■ **Recorded data**:
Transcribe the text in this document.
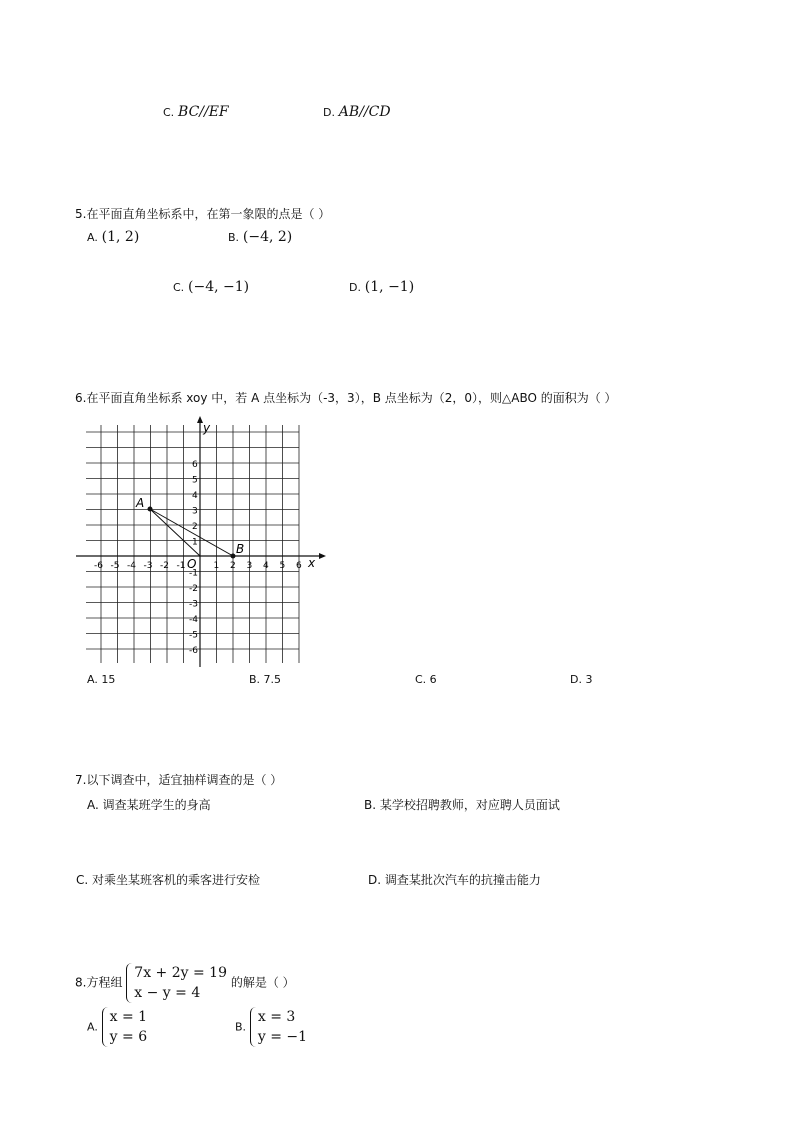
C. BC//EF	D. AB//CD
5.在平面直角坐标系中，在第一象限的点是（ ）
A. (1, 2)	B. (−4, 2)
C. (−4, −1)	D. (1, −1)
6.在平面直角坐标系 xoy 中，若 A 点坐标为（-3，3），B 点坐标为（2，0），则△ABO 的面积为（ ）
x
y
O
-6 -5 -4 -3 -2 -1	1 2 3 4 5 6
6
5
4
3
2
1
-1
-2
-3
-4
-5
-6
A
B
A. 15	B. 7.5	C. 6	D. 3
7.以下调查中，适宜抽样调查的是（ ）
A. 调查某班学生的身高	B. 某学校招聘教师，对应聘人员面试
C. 对乘坐某班客机的乘客进行安检	D. 调查某批次汽车的抗撞击能力
8.方程组
7x + 2y = 19
x − y = 4
的解是（ ）
A.
x = 1
y = 6
B.
x = 3
y = −1
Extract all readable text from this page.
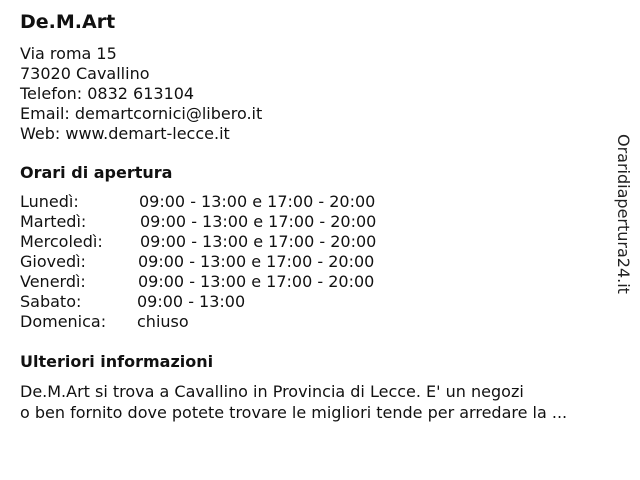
De.M.Art
Via roma 15
73020 Cavallino
Telefon: 0832 613104
Email: demartcornici@libero.it
Web: www.demart-lecce.it
Orari di apertura
Lunedì:	09:00 - 13:00 e 17:00 - 20:00
Martedì:	09:00 - 13:00 e 17:00 - 20:00
Mercoledì: 09:00 - 13:00 e 17:00 - 20:00
Giovedì:	09:00 - 13:00 e 17:00 - 20:00
Venerdì:	09:00 - 13:00 e 17:00 - 20:00
Sabato:	09:00 - 13:00
Domenica: chiuso
Ulteriori informazioni
De.M.Art si trova a Cavallino in Provincia di Lecce. E' un negozi
o ben fornito dove potete trovare le migliori tende per arredare la ...
Oraridiapertura24.it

■ **Objective**:
Without the pictures, restate all of the entries above verbatim.

■ **Response to the exercise**:
Transcribe the text in this document.
C. BC//EF	D. AB//CD
5.在平面直角坐标系中，在第一象限的点是（ ）
A. (1, 2)	B. (−4, 2)
C. (−4, −1)	D. (1, −1)
6.在平面直角坐标系 xoy 中，若 A 点坐标为（-3，3），B 点坐标为（2，0），则△ABO 的面积为（ ）
x
y
O
-6 -5 -4 -3 -2 -1	1 2 3 4 5 6
6
5
4
3
2
1
-1
-2
-3
-4
-5
-6
A
B
A. 15	B. 7.5	C. 6	D. 3
7.以下调查中，适宜抽样调查的是（ ）
A. 调查某班学生的身高	B. 某学校招聘教师，对应聘人员面试
C. 对乘坐某班客机的乘客进行安检	D. 调查某批次汽车的抗撞击能力
8.方程组
7x + 2y = 19
x − y = 4
的解是（ ）
A.
x = 1
y = 6
B.
x = 3
y = −1
Extract all readable text from this page.
De.M.Art
Via roma 15
73020 Cavallino
Telefon: 0832 613104
Email: demartcornici@libero.it
Web: www.demart-lecce.it
Orari di apertura
Lunedì:	09:00 - 13:00 e 17:00 - 20:00
Martedì:	09:00 - 13:00 e 17:00 - 20:00
Mercoledì: 09:00 - 13:00 e 17:00 - 20:00
Giovedì:	09:00 - 13:00 e 17:00 - 20:00
Venerdì:	09:00 - 13:00 e 17:00 - 20:00
Sabato:	09:00 - 13:00
Domenica: chiuso
Ulteriori informazioni
De.M.Art si trova a Cavallino in Provincia di Lecce. E' un negozi
o ben fornito dove potete trovare le migliori tende per arredare la ...
Oraridiapertura24.it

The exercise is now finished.